Problem: Restate the entries below word for word, omitting nothing.

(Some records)
·····
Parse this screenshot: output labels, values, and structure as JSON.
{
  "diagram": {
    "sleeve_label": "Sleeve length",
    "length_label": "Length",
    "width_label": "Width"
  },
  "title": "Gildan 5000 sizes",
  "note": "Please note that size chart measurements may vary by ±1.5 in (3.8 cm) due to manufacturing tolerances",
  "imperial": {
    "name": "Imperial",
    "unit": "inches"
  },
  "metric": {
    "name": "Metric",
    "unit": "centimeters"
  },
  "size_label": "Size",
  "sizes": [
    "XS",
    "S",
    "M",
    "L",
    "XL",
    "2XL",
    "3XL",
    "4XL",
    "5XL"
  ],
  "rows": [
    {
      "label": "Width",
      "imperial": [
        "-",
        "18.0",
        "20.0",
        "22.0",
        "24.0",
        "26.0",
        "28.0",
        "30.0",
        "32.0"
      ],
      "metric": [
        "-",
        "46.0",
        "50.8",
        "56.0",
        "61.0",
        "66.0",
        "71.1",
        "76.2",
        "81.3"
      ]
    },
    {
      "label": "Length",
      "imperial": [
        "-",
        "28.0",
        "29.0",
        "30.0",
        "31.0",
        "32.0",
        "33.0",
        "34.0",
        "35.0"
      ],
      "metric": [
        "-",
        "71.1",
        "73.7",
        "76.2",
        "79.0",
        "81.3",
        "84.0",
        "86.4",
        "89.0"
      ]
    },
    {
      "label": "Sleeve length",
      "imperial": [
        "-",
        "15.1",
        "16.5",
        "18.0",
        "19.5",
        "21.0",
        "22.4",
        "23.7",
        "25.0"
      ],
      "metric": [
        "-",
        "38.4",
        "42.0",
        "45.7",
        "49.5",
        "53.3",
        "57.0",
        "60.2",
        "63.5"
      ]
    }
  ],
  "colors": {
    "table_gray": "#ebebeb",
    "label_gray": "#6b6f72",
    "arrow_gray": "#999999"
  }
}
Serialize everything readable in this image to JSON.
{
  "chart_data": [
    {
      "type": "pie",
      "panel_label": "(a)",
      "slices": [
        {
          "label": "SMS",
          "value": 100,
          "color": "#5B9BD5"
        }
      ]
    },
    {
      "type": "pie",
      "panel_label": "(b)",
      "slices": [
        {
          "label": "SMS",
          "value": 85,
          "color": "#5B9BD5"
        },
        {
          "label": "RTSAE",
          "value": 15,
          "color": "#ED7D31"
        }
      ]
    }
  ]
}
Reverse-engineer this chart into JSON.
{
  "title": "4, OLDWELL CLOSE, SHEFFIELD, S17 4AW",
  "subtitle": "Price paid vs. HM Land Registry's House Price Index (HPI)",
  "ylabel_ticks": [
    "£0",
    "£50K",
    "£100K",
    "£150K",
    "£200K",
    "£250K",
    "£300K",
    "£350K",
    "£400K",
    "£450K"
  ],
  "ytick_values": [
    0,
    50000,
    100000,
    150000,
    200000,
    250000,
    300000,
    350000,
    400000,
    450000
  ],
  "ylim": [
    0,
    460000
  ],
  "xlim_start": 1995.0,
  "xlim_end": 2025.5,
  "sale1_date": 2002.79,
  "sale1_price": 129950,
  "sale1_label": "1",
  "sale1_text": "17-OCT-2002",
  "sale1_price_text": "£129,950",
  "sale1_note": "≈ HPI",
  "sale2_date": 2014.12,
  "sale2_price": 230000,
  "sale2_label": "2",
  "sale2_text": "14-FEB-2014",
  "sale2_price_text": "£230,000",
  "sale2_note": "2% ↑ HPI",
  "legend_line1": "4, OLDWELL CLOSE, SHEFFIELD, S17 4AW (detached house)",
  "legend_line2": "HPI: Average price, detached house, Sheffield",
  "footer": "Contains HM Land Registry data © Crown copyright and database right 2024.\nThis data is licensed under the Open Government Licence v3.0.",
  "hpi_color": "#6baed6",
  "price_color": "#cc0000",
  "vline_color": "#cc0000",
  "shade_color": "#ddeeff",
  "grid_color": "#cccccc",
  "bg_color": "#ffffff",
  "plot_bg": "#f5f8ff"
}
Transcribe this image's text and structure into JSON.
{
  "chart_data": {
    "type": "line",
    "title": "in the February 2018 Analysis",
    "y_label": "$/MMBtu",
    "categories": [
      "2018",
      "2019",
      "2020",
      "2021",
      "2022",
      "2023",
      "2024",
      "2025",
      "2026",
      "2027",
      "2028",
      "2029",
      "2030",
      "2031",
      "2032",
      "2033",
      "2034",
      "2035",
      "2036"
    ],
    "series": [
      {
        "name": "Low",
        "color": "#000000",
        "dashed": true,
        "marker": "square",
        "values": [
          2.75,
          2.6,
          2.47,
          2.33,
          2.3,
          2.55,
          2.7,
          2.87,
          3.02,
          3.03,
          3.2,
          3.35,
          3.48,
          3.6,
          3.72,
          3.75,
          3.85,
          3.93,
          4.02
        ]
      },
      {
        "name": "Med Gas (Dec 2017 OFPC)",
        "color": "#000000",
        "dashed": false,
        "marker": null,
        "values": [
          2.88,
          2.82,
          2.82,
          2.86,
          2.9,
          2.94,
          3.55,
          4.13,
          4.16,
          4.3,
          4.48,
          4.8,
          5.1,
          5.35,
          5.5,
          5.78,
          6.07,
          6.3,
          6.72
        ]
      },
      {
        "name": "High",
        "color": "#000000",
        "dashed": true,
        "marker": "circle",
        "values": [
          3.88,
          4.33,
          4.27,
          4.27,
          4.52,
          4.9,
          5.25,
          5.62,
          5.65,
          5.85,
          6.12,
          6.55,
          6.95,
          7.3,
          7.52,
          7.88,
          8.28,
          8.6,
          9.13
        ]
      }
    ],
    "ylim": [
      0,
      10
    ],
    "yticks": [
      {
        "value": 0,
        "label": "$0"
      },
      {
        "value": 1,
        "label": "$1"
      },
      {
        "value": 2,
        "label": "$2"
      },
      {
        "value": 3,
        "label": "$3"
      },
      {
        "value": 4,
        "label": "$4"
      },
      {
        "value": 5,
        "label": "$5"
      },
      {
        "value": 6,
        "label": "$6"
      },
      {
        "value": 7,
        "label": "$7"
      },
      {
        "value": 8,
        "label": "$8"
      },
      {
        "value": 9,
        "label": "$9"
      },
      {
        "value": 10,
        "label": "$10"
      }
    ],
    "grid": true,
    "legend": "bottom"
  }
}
·····
Finished exercise:
Parse this screenshot: output labels, values, and structure as JSON.
{
  "diagram": {
    "sleeve_label": "Sleeve length",
    "length_label": "Length",
    "width_label": "Width"
  },
  "title": "Gildan 5000 sizes",
  "note": "Please note that size chart measurements may vary by ±1.5 in (3.8 cm) due to manufacturing tolerances",
  "imperial": {
    "name": "Imperial",
    "unit": "inches"
  },
  "metric": {
    "name": "Metric",
    "unit": "centimeters"
  },
  "size_label": "Size",
  "sizes": [
    "XS",
    "S",
    "M",
    "L",
    "XL",
    "2XL",
    "3XL",
    "4XL",
    "5XL"
  ],
  "rows": [
    {
      "label": "Width",
      "imperial": [
        "-",
        "18.0",
        "20.0",
        "22.0",
        "24.0",
        "26.0",
        "28.0",
        "30.0",
        "32.0"
      ],
      "metric": [
        "-",
        "46.0",
        "50.8",
        "56.0",
        "61.0",
        "66.0",
        "71.1",
        "76.2",
        "81.3"
      ]
    },
    {
      "label": "Length",
      "imperial": [
        "-",
        "28.0",
        "29.0",
        "30.0",
        "31.0",
        "32.0",
        "33.0",
        "34.0",
        "35.0"
      ],
      "metric": [
        "-",
        "71.1",
        "73.7",
        "76.2",
        "79.0",
        "81.3",
        "84.0",
        "86.4",
        "89.0"
      ]
    },
    {
      "label": "Sleeve length",
      "imperial": [
        "-",
        "15.1",
        "16.5",
        "18.0",
        "19.5",
        "21.0",
        "22.4",
        "23.7",
        "25.0"
      ],
      "metric": [
        "-",
        "38.4",
        "42.0",
        "45.7",
        "49.5",
        "53.3",
        "57.0",
        "60.2",
        "63.5"
      ]
    }
  ],
  "colors": {
    "table_gray": "#ebebeb",
    "label_gray": "#6b6f72",
    "arrow_gray": "#999999"
  }
}
Serialize everything readable in this image to JSON.
{
  "chart_data": [
    {
      "type": "pie",
      "panel_label": "(a)",
      "slices": [
        {
          "label": "SMS",
          "value": 100,
          "color": "#5B9BD5"
        }
      ]
    },
    {
      "type": "pie",
      "panel_label": "(b)",
      "slices": [
        {
          "label": "SMS",
          "value": 85,
          "color": "#5B9BD5"
        },
        {
          "label": "RTSAE",
          "value": 15,
          "color": "#ED7D31"
        }
      ]
    }
  ]
}
Reverse-engineer this chart into JSON.
{
  "title": "4, OLDWELL CLOSE, SHEFFIELD, S17 4AW",
  "subtitle": "Price paid vs. HM Land Registry's House Price Index (HPI)",
  "ylabel_ticks": [
    "£0",
    "£50K",
    "£100K",
    "£150K",
    "£200K",
    "£250K",
    "£300K",
    "£350K",
    "£400K",
    "£450K"
  ],
  "ytick_values": [
    0,
    50000,
    100000,
    150000,
    200000,
    250000,
    300000,
    350000,
    400000,
    450000
  ],
  "ylim": [
    0,
    460000
  ],
  "xlim_start": 1995.0,
  "xlim_end": 2025.5,
  "sale1_date": 2002.79,
  "sale1_price": 129950,
  "sale1_label": "1",
  "sale1_text": "17-OCT-2002",
  "sale1_price_text": "£129,950",
  "sale1_note": "≈ HPI",
  "sale2_date": 2014.12,
  "sale2_price": 230000,
  "sale2_label": "2",
  "sale2_text": "14-FEB-2014",
  "sale2_price_text": "£230,000",
  "sale2_note": "2% ↑ HPI",
  "legend_line1": "4, OLDWELL CLOSE, SHEFFIELD, S17 4AW (detached house)",
  "legend_line2": "HPI: Average price, detached house, Sheffield",
  "footer": "Contains HM Land Registry data © Crown copyright and database right 2024.\nThis data is licensed under the Open Government Licence v3.0.",
  "hpi_color": "#6baed6",
  "price_color": "#cc0000",
  "vline_color": "#cc0000",
  "shade_color": "#ddeeff",
  "grid_color": "#cccccc",
  "bg_color": "#ffffff",
  "plot_bg": "#f5f8ff"
}
Transcribe this image's text and structure into JSON.
{
  "chart_data": {
    "type": "line",
    "title": "in the February 2018 Analysis",
    "y_label": "$/MMBtu",
    "categories": [
      "2018",
      "2019",
      "2020",
      "2021",
      "2022",
      "2023",
      "2024",
      "2025",
      "2026",
      "2027",
      "2028",
      "2029",
      "2030",
      "2031",
      "2032",
      "2033",
      "2034",
      "2035",
      "2036"
    ],
    "series": [
      {
        "name": "Low",
        "color": "#000000",
        "dashed": true,
        "marker": "square",
        "values": [
          2.75,
          2.6,
          2.47,
          2.33,
          2.3,
          2.55,
          2.7,
          2.87,
          3.02,
          3.03,
          3.2,
          3.35,
          3.48,
          3.6,
          3.72,
          3.75,
          3.85,
          3.93,
          4.02
        ]
      },
      {
        "name": "Med Gas (Dec 2017 OFPC)",
        "color": "#000000",
        "dashed": false,
        "marker": null,
        "values": [
          2.88,
          2.82,
          2.82,
          2.86,
          2.9,
          2.94,
          3.55,
          4.13,
          4.16,
          4.3,
          4.48,
          4.8,
          5.1,
          5.35,
          5.5,
          5.78,
          6.07,
          6.3,
          6.72
        ]
      },
      {
        "name": "High",
        "color": "#000000",
        "dashed": true,
        "marker": "circle",
        "values": [
          3.88,
          4.33,
          4.27,
          4.27,
          4.52,
          4.9,
          5.25,
          5.62,
          5.65,
          5.85,
          6.12,
          6.55,
          6.95,
          7.3,
          7.52,
          7.88,
          8.28,
          8.6,
          9.13
        ]
      }
    ],
    "ylim": [
      0,
      10
    ],
    "yticks": [
      {
        "value": 0,
        "label": "$0"
      },
      {
        "value": 1,
        "label": "$1"
      },
      {
        "value": 2,
        "label": "$2"
      },
      {
        "value": 3,
        "label": "$3"
      },
      {
        "value": 4,
        "label": "$4"
      },
      {
        "value": 5,
        "label": "$5"
      },
      {
        "value": 6,
        "label": "$6"
      },
      {
        "value": 7,
        "label": "$7"
      },
      {
        "value": 8,
        "label": "$8"
      },
      {
        "value": 9,
        "label": "$9"
      },
      {
        "value": 10,
        "label": "$10"
      }
    ],
    "grid": true,
    "legend": "bottom"
  }
}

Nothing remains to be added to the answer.